→ Problem description
Update the material below so that every "leader-line" reads "connector-line", keeping everything else the same across all of it. Leave the pictures out of your answer.

[Data pulled from a collection]
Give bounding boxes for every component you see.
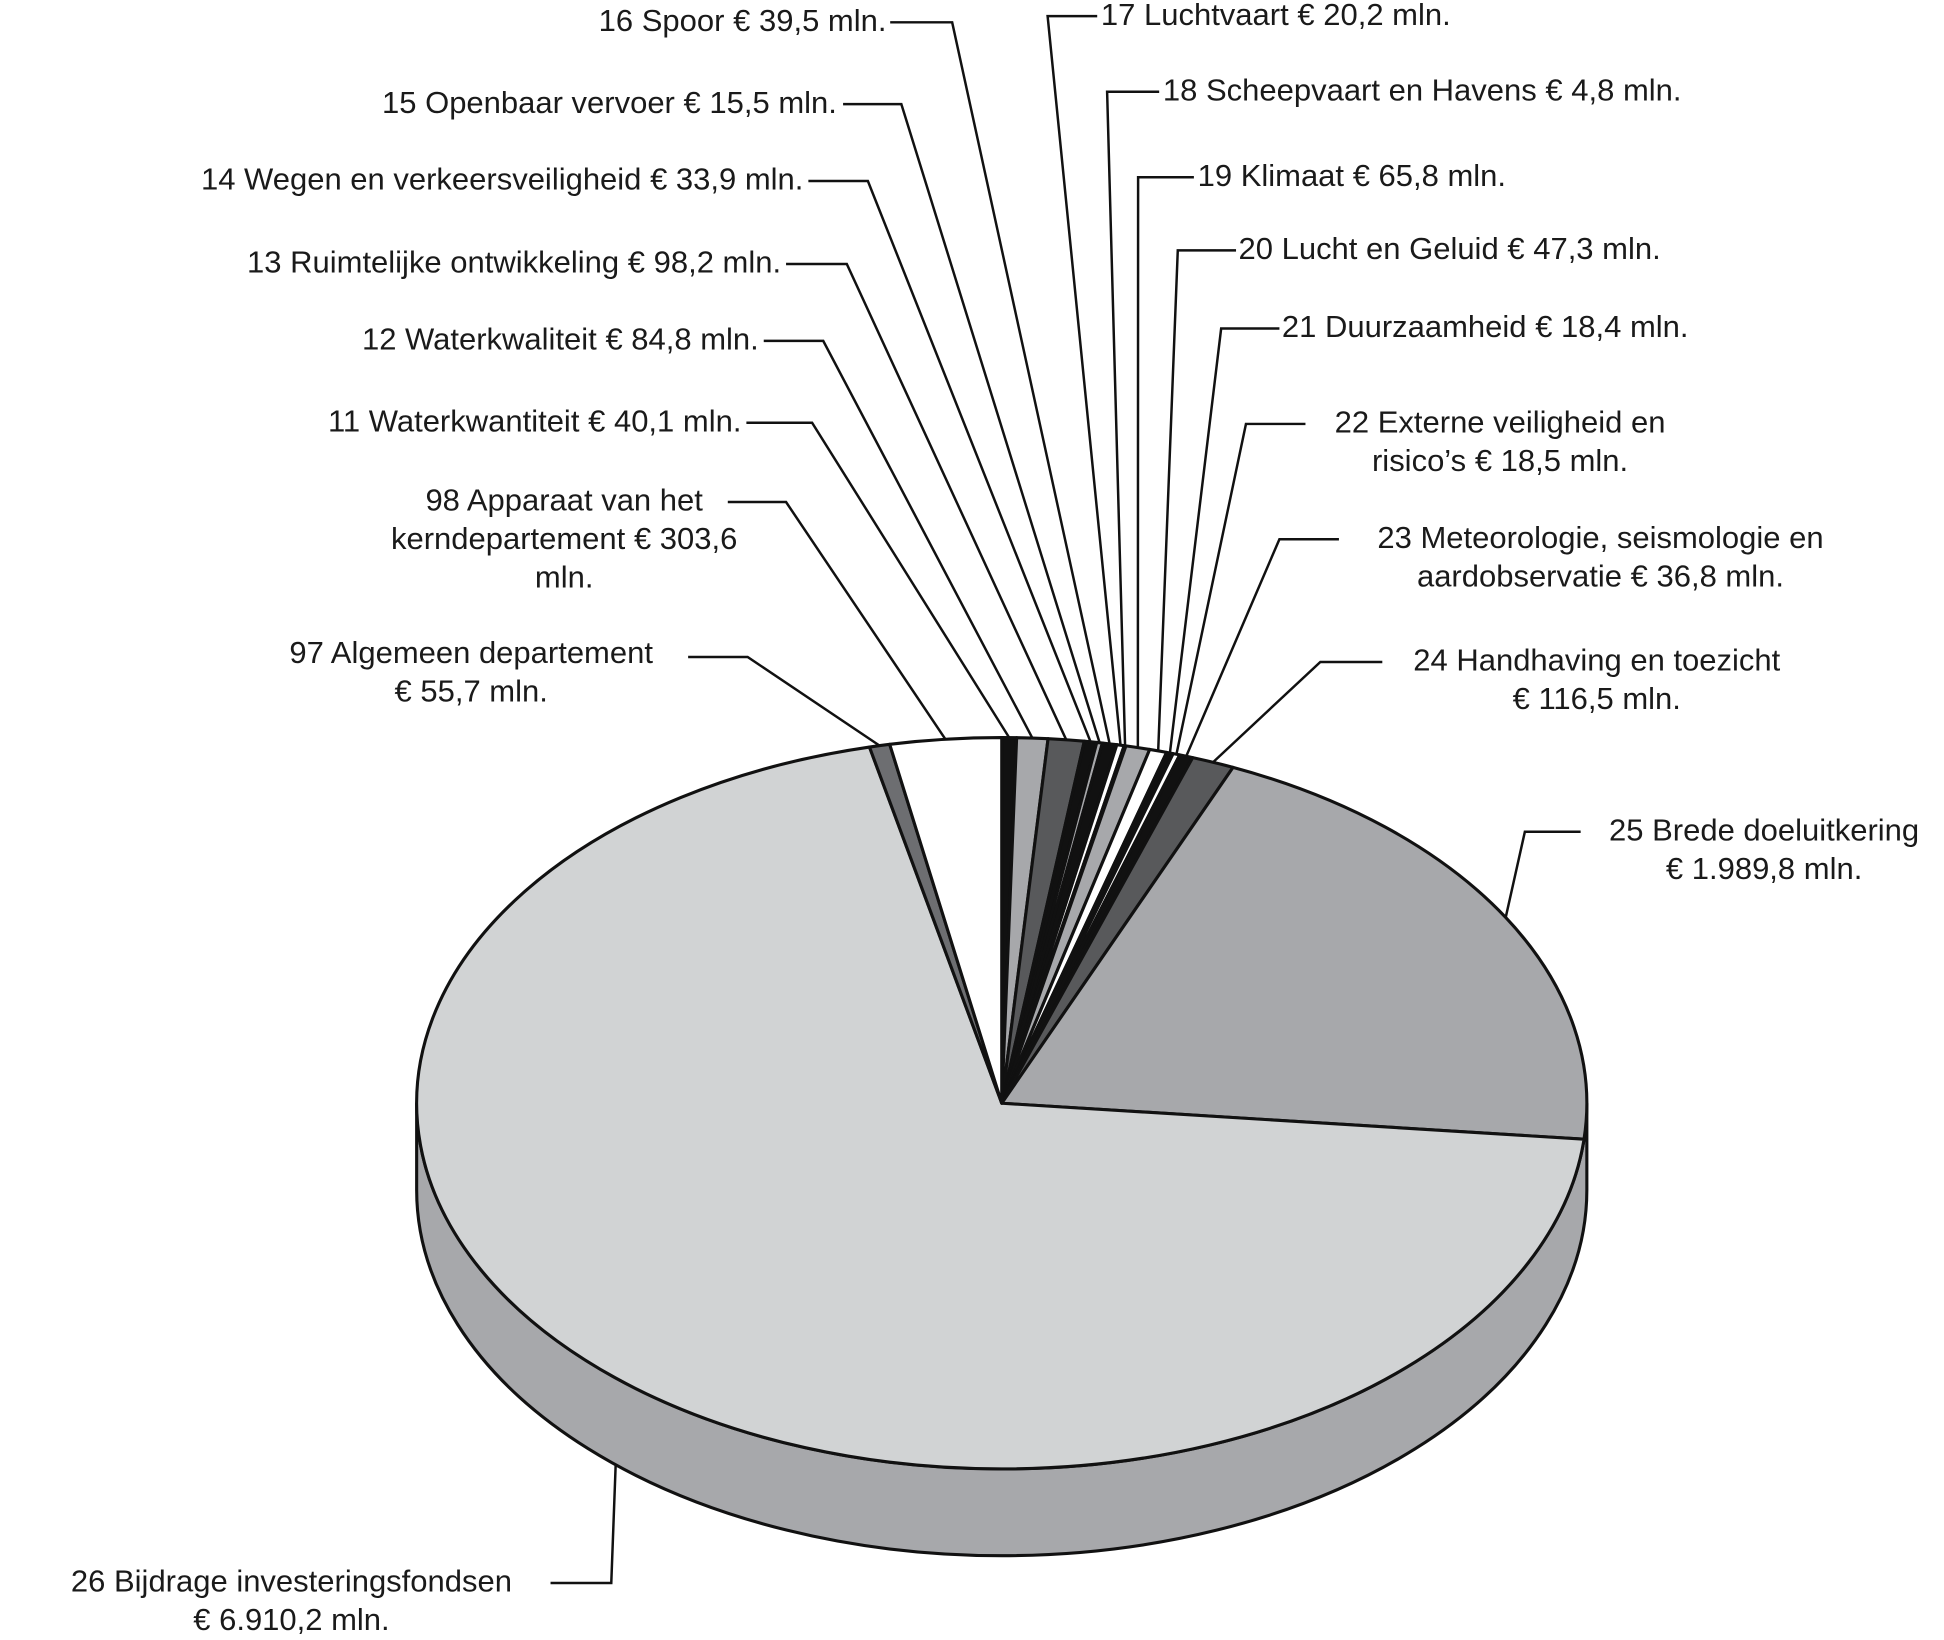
leader-line [1046, 14, 1122, 746]
leader-line [746, 421, 1011, 739]
label-box: 19 Klimaat € 65,8 mln. [1198, 157, 1944, 195]
value-label: € 4,8 mln. [1545, 73, 1682, 108]
slice-label: 13 Ruimtelijke ontwikkeling € 98,2 mln. [0, 244, 781, 282]
value-label: € 1.989,8 mln. [1665, 851, 1863, 887]
value-label: € 36,8 mln. [1630, 559, 1784, 594]
label-box: 23 Meteorologie, seismologie en aardobse… [1328, 519, 1873, 596]
category-label: 25 Brede doeluitkering [1609, 813, 1920, 848]
value-label: € 40,1 mln. [588, 404, 742, 439]
category-label: 14 Wegen en verkeersveiligheid [200, 162, 642, 198]
category-label: 22 Externe veiligheid en risico’s [1334, 405, 1666, 479]
category-label: 16 Spoor [598, 3, 725, 39]
value-label: € 55,7 mln. [394, 674, 548, 710]
leader-line [727, 500, 947, 740]
value-label: € 65,8 mln. [1352, 158, 1507, 194]
leader-line [808, 179, 1092, 743]
slice-label: 19 Klimaat € 65,8 mln. [1198, 157, 1944, 195]
slice-label: 18 Scheepvaart en Havens € 4,8 mln. [1163, 72, 1944, 110]
label-box: 13 Ruimtelijke ontwikkeling € 98,2 mln. [0, 244, 781, 282]
label-box: 11 Waterkwantiteit € 40,1 mln. [0, 403, 741, 441]
slice-label: 12 Waterkwaliteit € 84,8 mln. [0, 321, 759, 359]
leader-line [1156, 249, 1237, 751]
leader-line [763, 339, 1034, 739]
category-label: 12 Waterkwaliteit [361, 322, 597, 358]
value-label: € 303,6 mln. [534, 521, 738, 596]
pie-slice [888, 736, 1004, 1105]
value-label: € 15,5 mln. [683, 85, 837, 121]
slice-label: 25 Brede doeluitkering€ 1.989,8 mln. [1578, 812, 1944, 889]
slice-label: 21 Duurzaamheid € 18,4 mln. [1282, 309, 1944, 347]
value-label: € 18,5 mln. [1474, 443, 1629, 479]
label-box: 21 Duurzaamheid € 18,4 mln. [1282, 309, 1944, 347]
category-label: 24 Handhaving en toezicht [1413, 643, 1781, 679]
category-label: 15 Openbaar vervoer [382, 85, 675, 121]
category-label: 18 Scheepvaart en Havens [1162, 73, 1537, 108]
category-label: 19 Klimaat [1197, 158, 1345, 194]
slice-label: 11 Waterkwantiteit € 40,1 mln. [0, 403, 741, 441]
label-box: 26 Bijdrage investeringsfondsen € 6.910,2… [25, 1563, 558, 1640]
value-label: € 98,2 mln. [627, 245, 782, 281]
pie-slice [415, 745, 1586, 1471]
slice-label: 98 Apparaat van het kerndepartement € 303… [378, 482, 750, 597]
pie-slice [1000, 765, 1589, 1141]
leader-line [1185, 537, 1339, 757]
leader-line [1168, 327, 1280, 754]
label-box: 12 Waterkwaliteit € 84,8 mln. [0, 321, 759, 359]
label-box: 17 Luchtvaart € 20,2 mln. [1101, 0, 1944, 35]
category-label: 26 Bijdrage investeringsfondsen [70, 1564, 512, 1600]
category-label: 17 Luchtvaart [1100, 0, 1289, 33]
label-box: 14 Wegen en verkeersveiligheid € 33,9 mln… [0, 161, 803, 199]
leader-line [1212, 660, 1383, 764]
category-label: 23 Meteorologie, seismologie en aardobse… [1377, 520, 1824, 594]
slice-label: 16 Spoor € 39,5 mln. [19, 2, 887, 40]
value-label: € 84,8 mln. [605, 322, 759, 358]
slice-label: 20 Lucht en Geluid € 47,3 mln. [1239, 231, 1944, 269]
slice-label: 22 Externe veiligheid en risico’s € 18,5 … [1296, 404, 1705, 481]
slice-label: 15 Openbaar vervoer € 15,5 mln. [0, 84, 837, 122]
label-box: 22 Externe veiligheid en risico’s € 18,5 … [1296, 404, 1705, 481]
slice-label: 24 Handhaving en toezicht€ 116,5 mln. [1374, 642, 1820, 719]
label-box: 16 Spoor € 39,5 mln. [19, 2, 887, 40]
leader-line [890, 21, 1111, 745]
category-label: 13 Ruimtelijke ontwikkeling [247, 245, 620, 281]
category-label: 98 Apparaat van het kerndepartement [390, 483, 703, 557]
value-label: € 33,9 mln. [650, 162, 804, 198]
value-label: € 116,5 mln. [1512, 681, 1681, 717]
category-label: 21 Duurzaamheid [1281, 309, 1527, 345]
slice-label: 23 Meteorologie, seismologie en aardobse… [1328, 519, 1873, 596]
leader-line [1175, 422, 1306, 755]
value-label: € 18,4 mln. [1535, 309, 1689, 345]
category-label: 97 Algemeen departement [289, 635, 653, 671]
leader-line [843, 102, 1101, 744]
value-label: € 20,2 mln. [1297, 0, 1451, 33]
label-box: 24 Handhaving en toezicht € 116,5 mln. [1374, 642, 1820, 719]
leader-line [688, 655, 881, 747]
slice-label: 97 Algemeen departement€ 55,7 mln. [248, 635, 694, 712]
label-box: 25 Brede doeluitkering € 1.989,8 mln. [1578, 812, 1944, 889]
slice-label: 17 Luchtvaart € 20,2 mln. [1101, 0, 1944, 35]
slice-label: 26 Bijdrage investeringsfondsen€ 6.910,2… [25, 1563, 558, 1640]
leader-line [786, 262, 1068, 741]
label-box: 15 Openbaar vervoer € 15,5 mln. [0, 84, 837, 122]
label-box: 18 Scheepvaart en Havens € 4,8 mln. [1163, 72, 1944, 110]
category-label: 20 Lucht en Geluid [1238, 231, 1499, 267]
label-box: 98 Apparaat van het kerndepartement € 303… [378, 482, 750, 597]
value-label: € 39,5 mln. [733, 3, 887, 39]
value-label: € 47,3 mln. [1507, 231, 1661, 267]
leader-line [1504, 830, 1581, 918]
label-box: 97 Algemeen departement € 55,7 mln. [248, 635, 694, 712]
slice-label: 14 Wegen en verkeersveiligheid € 33,9 mln… [0, 161, 803, 199]
category-label: 11 Waterkwantiteit [327, 404, 580, 439]
value-label: € 6.910,2 mln. [193, 1602, 390, 1638]
leader-line [1105, 90, 1160, 746]
label-box: 20 Lucht en Geluid € 47,3 mln. [1239, 231, 1944, 269]
leader-line [1136, 176, 1194, 748]
leader-line [550, 1464, 617, 1585]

→ Correct response
Give bounding boxes for every component you see.
connector-line [1046, 14, 1122, 746]
connector-line [746, 421, 1011, 739]
label-box: 19 Klimaat € 65,8 mln. [1198, 157, 1944, 195]
value-label: € 4,8 mln. [1545, 73, 1682, 108]
slice-label: 13 Ruimtelijke ontwikkeling € 98,2 mln. [0, 244, 781, 282]
value-label: € 1.989,8 mln. [1665, 851, 1863, 887]
value-label: € 36,8 mln. [1630, 559, 1784, 594]
label-box: 23 Meteorologie, seismologie en aardobse… [1328, 519, 1873, 596]
category-label: 25 Brede doeluitkering [1609, 813, 1920, 848]
value-label: € 40,1 mln. [588, 404, 742, 439]
category-label: 14 Wegen en verkeersveiligheid [200, 162, 642, 198]
category-label: 22 Externe veiligheid en risico’s [1334, 405, 1666, 479]
category-label: 16 Spoor [598, 3, 725, 39]
value-label: € 55,7 mln. [394, 674, 548, 710]
connector-line [727, 500, 947, 740]
value-label: € 65,8 mln. [1352, 158, 1507, 194]
connector-line [808, 179, 1092, 743]
slice-label: 19 Klimaat € 65,8 mln. [1198, 157, 1944, 195]
slice-label: 18 Scheepvaart en Havens € 4,8 mln. [1163, 72, 1944, 110]
label-box: 13 Ruimtelijke ontwikkeling € 98,2 mln. [0, 244, 781, 282]
label-box: 11 Waterkwantiteit € 40,1 mln. [0, 403, 741, 441]
slice-label: 12 Waterkwaliteit € 84,8 mln. [0, 321, 759, 359]
connector-line [1156, 249, 1237, 751]
connector-line [763, 339, 1034, 739]
category-label: 12 Waterkwaliteit [361, 322, 597, 358]
value-label: € 303,6 mln. [534, 521, 738, 596]
pie-slice [888, 736, 1004, 1105]
value-label: € 15,5 mln. [683, 85, 837, 121]
slice-label: 25 Brede doeluitkering€ 1.989,8 mln. [1578, 812, 1944, 889]
slice-label: 21 Duurzaamheid € 18,4 mln. [1282, 309, 1944, 347]
value-label: € 18,5 mln. [1474, 443, 1629, 479]
label-box: 21 Duurzaamheid € 18,4 mln. [1282, 309, 1944, 347]
category-label: 24 Handhaving en toezicht [1413, 643, 1781, 679]
category-label: 15 Openbaar vervoer [382, 85, 675, 121]
category-label: 18 Scheepvaart en Havens [1162, 73, 1537, 108]
category-label: 19 Klimaat [1197, 158, 1345, 194]
slice-label: 11 Waterkwantiteit € 40,1 mln. [0, 403, 741, 441]
label-box: 26 Bijdrage investeringsfondsen € 6.910,2… [25, 1563, 558, 1640]
value-label: € 98,2 mln. [627, 245, 782, 281]
pie-slice [415, 745, 1586, 1471]
slice-label: 98 Apparaat van het kerndepartement € 303… [378, 482, 750, 597]
pie-slice [1000, 765, 1589, 1141]
connector-line [1185, 537, 1339, 757]
connector-line [1168, 327, 1280, 754]
label-box: 12 Waterkwaliteit € 84,8 mln. [0, 321, 759, 359]
label-box: 17 Luchtvaart € 20,2 mln. [1101, 0, 1944, 35]
category-label: 26 Bijdrage investeringsfondsen [70, 1564, 512, 1600]
category-label: 17 Luchtvaart [1100, 0, 1289, 33]
label-box: 14 Wegen en verkeersveiligheid € 33,9 mln… [0, 161, 803, 199]
connector-line [1212, 660, 1383, 764]
category-label: 23 Meteorologie, seismologie en aardobse… [1377, 520, 1824, 594]
slice-label: 16 Spoor € 39,5 mln. [19, 2, 887, 40]
value-label: € 84,8 mln. [605, 322, 759, 358]
slice-label: 20 Lucht en Geluid € 47,3 mln. [1239, 231, 1944, 269]
slice-label: 22 Externe veiligheid en risico’s € 18,5 … [1296, 404, 1705, 481]
slice-label: 15 Openbaar vervoer € 15,5 mln. [0, 84, 837, 122]
label-box: 22 Externe veiligheid en risico’s € 18,5 … [1296, 404, 1705, 481]
slice-label: 24 Handhaving en toezicht€ 116,5 mln. [1374, 642, 1820, 719]
label-box: 16 Spoor € 39,5 mln. [19, 2, 887, 40]
connector-line [890, 21, 1111, 745]
category-label: 13 Ruimtelijke ontwikkeling [247, 245, 620, 281]
category-label: 98 Apparaat van het kerndepartement [390, 483, 703, 557]
value-label: € 33,9 mln. [650, 162, 804, 198]
value-label: € 116,5 mln. [1512, 681, 1681, 717]
category-label: 21 Duurzaamheid [1281, 309, 1527, 345]
slice-label: 23 Meteorologie, seismologie en aardobse… [1328, 519, 1873, 596]
connector-line [1175, 422, 1306, 755]
value-label: € 18,4 mln. [1535, 309, 1689, 345]
category-label: 97 Algemeen departement [289, 635, 653, 671]
connector-line [843, 102, 1101, 744]
value-label: € 20,2 mln. [1297, 0, 1451, 33]
label-box: 24 Handhaving en toezicht € 116,5 mln. [1374, 642, 1820, 719]
connector-line [688, 655, 881, 747]
slice-label: 97 Algemeen departement€ 55,7 mln. [248, 635, 694, 712]
label-box: 25 Brede doeluitkering € 1.989,8 mln. [1578, 812, 1944, 889]
slice-label: 17 Luchtvaart € 20,2 mln. [1101, 0, 1944, 35]
slice-label: 26 Bijdrage investeringsfondsen€ 6.910,2… [25, 1563, 558, 1640]
connector-line [786, 262, 1068, 741]
label-box: 15 Openbaar vervoer € 15,5 mln. [0, 84, 837, 122]
label-box: 18 Scheepvaart en Havens € 4,8 mln. [1163, 72, 1944, 110]
category-label: 20 Lucht en Geluid [1238, 231, 1499, 267]
label-box: 98 Apparaat van het kerndepartement € 303… [378, 482, 750, 597]
value-label: € 39,5 mln. [733, 3, 887, 39]
value-label: € 47,3 mln. [1507, 231, 1661, 267]
connector-line [1504, 830, 1581, 918]
label-box: 97 Algemeen departement € 55,7 mln. [248, 635, 694, 712]
slice-label: 14 Wegen en verkeersveiligheid € 33,9 mln… [0, 161, 803, 199]
category-label: 11 Waterkwantiteit [327, 404, 580, 439]
value-label: € 6.910,2 mln. [193, 1602, 390, 1638]
connector-line [1105, 90, 1160, 746]
label-box: 20 Lucht en Geluid € 47,3 mln. [1239, 231, 1944, 269]
connector-line [1136, 176, 1194, 748]
connector-line [550, 1464, 617, 1585]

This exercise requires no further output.